## [SUPPLIED MATERIAL]
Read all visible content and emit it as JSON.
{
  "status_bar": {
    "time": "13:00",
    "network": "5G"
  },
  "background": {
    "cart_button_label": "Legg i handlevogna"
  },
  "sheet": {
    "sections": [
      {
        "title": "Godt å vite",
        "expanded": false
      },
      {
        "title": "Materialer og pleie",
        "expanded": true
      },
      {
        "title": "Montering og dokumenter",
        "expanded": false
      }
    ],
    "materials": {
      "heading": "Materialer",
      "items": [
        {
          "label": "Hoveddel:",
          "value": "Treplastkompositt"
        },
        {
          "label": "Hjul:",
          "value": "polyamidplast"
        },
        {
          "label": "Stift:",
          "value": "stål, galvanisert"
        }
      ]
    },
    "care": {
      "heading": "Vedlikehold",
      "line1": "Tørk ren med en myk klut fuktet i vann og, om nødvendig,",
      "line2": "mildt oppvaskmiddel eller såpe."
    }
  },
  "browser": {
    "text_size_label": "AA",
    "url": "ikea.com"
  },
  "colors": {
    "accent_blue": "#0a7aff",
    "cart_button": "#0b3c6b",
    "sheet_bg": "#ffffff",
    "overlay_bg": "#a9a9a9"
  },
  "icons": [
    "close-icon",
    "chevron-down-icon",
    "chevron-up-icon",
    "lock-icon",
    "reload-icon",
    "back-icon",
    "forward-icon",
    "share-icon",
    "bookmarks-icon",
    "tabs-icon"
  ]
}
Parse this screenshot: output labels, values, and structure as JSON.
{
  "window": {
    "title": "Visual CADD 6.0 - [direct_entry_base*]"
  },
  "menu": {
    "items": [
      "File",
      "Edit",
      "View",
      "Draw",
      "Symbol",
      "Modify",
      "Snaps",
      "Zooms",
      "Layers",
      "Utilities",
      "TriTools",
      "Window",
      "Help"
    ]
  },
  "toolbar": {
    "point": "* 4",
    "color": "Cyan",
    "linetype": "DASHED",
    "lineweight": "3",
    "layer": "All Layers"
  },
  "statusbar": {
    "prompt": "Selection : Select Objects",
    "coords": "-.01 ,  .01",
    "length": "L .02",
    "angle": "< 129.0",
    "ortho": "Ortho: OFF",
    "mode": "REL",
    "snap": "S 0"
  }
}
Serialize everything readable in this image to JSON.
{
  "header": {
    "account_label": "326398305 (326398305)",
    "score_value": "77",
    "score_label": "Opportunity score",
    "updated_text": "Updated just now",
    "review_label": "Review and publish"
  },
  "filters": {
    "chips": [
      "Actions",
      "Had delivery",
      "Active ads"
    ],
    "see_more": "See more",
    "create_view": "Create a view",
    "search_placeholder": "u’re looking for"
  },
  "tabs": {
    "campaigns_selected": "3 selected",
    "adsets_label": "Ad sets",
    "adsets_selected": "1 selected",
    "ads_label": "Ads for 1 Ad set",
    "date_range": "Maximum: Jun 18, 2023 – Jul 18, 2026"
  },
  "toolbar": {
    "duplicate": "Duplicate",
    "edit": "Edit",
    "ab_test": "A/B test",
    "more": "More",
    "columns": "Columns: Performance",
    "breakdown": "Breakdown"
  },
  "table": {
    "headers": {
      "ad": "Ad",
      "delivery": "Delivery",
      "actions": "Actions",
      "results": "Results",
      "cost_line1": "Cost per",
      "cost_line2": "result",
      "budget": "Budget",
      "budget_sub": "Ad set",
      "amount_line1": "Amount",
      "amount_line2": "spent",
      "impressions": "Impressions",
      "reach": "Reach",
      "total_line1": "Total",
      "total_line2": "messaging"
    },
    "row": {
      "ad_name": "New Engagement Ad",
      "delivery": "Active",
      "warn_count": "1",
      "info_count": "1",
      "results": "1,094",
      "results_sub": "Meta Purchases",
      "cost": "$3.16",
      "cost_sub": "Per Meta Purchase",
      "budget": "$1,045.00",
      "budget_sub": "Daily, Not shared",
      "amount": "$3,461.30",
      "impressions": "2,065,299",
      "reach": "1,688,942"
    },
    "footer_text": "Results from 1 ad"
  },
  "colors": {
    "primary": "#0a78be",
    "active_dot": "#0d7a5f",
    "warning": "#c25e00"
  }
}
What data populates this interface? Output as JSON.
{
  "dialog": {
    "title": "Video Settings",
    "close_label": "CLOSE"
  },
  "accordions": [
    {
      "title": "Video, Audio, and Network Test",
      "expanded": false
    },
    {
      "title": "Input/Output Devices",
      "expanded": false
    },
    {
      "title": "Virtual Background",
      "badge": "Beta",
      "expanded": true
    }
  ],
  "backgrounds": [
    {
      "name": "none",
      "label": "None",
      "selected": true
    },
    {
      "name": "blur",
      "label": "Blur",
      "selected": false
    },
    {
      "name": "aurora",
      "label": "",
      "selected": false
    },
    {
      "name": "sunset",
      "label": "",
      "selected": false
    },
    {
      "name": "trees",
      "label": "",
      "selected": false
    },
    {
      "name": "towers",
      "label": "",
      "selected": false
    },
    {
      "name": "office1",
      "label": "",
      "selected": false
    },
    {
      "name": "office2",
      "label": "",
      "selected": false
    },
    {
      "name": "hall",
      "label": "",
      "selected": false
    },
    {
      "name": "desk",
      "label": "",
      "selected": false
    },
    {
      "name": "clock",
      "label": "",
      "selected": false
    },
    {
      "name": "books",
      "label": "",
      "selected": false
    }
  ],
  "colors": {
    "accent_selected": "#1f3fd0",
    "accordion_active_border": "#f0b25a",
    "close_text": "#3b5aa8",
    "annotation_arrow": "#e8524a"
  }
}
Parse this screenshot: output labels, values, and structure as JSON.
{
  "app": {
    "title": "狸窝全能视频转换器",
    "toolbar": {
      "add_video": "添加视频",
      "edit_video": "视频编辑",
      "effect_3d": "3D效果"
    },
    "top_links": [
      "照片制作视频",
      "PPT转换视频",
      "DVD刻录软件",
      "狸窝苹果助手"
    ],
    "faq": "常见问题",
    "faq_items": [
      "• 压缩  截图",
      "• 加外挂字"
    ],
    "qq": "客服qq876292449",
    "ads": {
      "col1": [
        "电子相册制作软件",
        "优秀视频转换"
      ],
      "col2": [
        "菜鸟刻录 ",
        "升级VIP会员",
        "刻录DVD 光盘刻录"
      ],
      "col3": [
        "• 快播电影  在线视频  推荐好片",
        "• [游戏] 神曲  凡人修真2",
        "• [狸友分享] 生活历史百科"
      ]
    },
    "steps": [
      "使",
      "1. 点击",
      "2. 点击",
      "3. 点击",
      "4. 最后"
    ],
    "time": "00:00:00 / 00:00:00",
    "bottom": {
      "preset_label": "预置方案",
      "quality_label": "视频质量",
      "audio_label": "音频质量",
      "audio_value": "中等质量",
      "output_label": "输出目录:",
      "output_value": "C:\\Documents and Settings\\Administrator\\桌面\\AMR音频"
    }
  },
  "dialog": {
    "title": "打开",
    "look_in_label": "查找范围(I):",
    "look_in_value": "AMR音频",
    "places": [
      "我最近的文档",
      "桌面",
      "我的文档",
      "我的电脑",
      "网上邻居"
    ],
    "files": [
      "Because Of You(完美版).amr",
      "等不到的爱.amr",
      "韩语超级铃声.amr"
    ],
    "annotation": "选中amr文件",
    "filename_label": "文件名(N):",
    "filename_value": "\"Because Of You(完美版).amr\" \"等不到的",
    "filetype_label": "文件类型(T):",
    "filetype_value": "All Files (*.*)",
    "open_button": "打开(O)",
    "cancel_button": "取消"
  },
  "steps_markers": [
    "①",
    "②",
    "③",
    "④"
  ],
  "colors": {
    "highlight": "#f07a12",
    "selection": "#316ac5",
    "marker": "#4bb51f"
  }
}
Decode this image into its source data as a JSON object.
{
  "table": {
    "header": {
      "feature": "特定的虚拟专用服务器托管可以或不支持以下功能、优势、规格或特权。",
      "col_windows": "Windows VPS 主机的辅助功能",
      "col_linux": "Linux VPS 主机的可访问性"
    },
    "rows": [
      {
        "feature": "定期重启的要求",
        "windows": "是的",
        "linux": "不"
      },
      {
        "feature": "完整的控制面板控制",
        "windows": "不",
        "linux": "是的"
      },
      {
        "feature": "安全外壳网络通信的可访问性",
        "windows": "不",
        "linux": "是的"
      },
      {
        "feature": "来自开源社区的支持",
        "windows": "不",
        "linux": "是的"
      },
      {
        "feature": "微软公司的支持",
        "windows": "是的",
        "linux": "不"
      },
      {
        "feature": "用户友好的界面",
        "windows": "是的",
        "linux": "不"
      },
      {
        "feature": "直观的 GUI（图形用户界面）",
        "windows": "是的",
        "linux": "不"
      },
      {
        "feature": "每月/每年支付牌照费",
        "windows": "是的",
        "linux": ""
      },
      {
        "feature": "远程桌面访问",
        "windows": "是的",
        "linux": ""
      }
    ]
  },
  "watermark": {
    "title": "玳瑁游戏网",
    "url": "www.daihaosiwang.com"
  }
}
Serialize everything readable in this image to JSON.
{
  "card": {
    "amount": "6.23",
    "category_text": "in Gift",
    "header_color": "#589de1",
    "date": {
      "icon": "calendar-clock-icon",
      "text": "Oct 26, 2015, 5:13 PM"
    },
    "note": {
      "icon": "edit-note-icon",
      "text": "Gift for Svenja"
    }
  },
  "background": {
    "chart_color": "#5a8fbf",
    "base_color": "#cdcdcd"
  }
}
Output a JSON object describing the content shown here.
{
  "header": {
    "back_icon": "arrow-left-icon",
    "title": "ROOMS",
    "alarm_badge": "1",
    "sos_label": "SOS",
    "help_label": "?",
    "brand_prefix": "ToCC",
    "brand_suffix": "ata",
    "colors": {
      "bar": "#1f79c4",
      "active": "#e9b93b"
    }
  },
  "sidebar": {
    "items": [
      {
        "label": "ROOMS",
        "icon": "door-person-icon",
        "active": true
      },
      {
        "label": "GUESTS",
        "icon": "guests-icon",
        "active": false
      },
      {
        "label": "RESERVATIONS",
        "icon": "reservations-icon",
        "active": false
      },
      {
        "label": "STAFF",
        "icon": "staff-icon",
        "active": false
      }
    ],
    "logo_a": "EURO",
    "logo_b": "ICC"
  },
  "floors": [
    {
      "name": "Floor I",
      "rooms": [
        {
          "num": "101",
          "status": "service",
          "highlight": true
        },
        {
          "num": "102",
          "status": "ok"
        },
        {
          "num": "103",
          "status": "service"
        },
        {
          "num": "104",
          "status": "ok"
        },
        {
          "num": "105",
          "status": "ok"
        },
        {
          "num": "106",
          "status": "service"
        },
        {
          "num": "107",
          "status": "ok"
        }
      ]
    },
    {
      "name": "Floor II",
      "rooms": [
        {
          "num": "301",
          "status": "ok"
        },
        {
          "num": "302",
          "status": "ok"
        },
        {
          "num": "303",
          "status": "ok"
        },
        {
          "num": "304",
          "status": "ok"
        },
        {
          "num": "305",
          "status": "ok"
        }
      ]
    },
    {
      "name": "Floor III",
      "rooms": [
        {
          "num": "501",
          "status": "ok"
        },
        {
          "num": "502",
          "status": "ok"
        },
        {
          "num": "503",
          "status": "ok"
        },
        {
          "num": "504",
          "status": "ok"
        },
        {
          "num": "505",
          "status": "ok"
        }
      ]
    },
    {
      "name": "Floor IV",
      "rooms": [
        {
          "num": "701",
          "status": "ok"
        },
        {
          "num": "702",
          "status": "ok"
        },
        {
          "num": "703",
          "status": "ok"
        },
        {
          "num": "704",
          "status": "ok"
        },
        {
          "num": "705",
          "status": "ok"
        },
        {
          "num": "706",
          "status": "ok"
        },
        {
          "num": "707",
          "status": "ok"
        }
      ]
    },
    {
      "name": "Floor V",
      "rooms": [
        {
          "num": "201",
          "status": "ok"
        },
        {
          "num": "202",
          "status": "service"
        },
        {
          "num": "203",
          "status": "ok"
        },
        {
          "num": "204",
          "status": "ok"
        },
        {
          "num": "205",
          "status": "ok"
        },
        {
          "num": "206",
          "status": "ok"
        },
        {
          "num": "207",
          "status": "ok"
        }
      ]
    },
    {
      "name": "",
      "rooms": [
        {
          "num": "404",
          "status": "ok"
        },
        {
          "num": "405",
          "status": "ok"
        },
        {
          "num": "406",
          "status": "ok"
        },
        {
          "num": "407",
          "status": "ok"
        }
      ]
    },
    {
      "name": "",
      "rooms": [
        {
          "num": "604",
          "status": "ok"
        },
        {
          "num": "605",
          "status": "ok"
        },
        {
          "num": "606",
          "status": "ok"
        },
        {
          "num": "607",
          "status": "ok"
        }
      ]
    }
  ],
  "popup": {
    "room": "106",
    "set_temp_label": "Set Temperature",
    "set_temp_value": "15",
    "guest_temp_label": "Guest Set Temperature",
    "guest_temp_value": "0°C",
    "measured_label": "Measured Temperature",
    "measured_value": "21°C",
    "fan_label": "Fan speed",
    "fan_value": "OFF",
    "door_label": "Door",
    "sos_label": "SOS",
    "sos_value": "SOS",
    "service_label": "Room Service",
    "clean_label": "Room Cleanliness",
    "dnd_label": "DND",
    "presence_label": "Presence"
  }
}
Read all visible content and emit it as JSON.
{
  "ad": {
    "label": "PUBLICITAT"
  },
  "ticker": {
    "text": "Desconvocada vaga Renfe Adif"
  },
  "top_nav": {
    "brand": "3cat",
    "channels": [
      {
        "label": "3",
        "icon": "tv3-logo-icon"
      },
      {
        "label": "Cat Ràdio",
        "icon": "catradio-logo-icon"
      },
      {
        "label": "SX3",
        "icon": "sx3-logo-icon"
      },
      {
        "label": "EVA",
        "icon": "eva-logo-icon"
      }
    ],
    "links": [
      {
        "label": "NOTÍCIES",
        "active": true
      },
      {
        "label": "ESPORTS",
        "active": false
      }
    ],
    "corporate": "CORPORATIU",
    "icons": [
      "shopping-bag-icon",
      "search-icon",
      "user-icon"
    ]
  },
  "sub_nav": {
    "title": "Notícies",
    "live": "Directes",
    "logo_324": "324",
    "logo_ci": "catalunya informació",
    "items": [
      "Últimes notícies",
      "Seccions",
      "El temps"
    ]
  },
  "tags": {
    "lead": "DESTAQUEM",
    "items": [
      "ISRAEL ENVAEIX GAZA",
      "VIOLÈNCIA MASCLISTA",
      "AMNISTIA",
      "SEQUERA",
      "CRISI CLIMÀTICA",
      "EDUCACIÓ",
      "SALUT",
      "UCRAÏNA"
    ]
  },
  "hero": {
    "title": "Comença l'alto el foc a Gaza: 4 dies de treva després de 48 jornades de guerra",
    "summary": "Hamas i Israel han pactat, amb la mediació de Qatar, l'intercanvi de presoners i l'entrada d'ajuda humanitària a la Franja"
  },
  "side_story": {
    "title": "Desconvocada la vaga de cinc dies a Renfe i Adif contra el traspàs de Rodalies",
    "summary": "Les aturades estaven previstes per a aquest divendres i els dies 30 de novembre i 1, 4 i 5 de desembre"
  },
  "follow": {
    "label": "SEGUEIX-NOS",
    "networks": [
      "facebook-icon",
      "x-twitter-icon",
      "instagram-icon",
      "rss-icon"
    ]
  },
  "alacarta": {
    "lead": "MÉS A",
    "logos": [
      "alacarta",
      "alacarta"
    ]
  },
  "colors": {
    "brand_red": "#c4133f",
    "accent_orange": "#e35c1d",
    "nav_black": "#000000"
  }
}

## [WHAT THIS TASK INVOLVES]
Copy every line of the listing containing the string "impressions".

## [EXPECTED ANSWER]
      "impressions": "Impressions",
      "impressions": "2,065,299",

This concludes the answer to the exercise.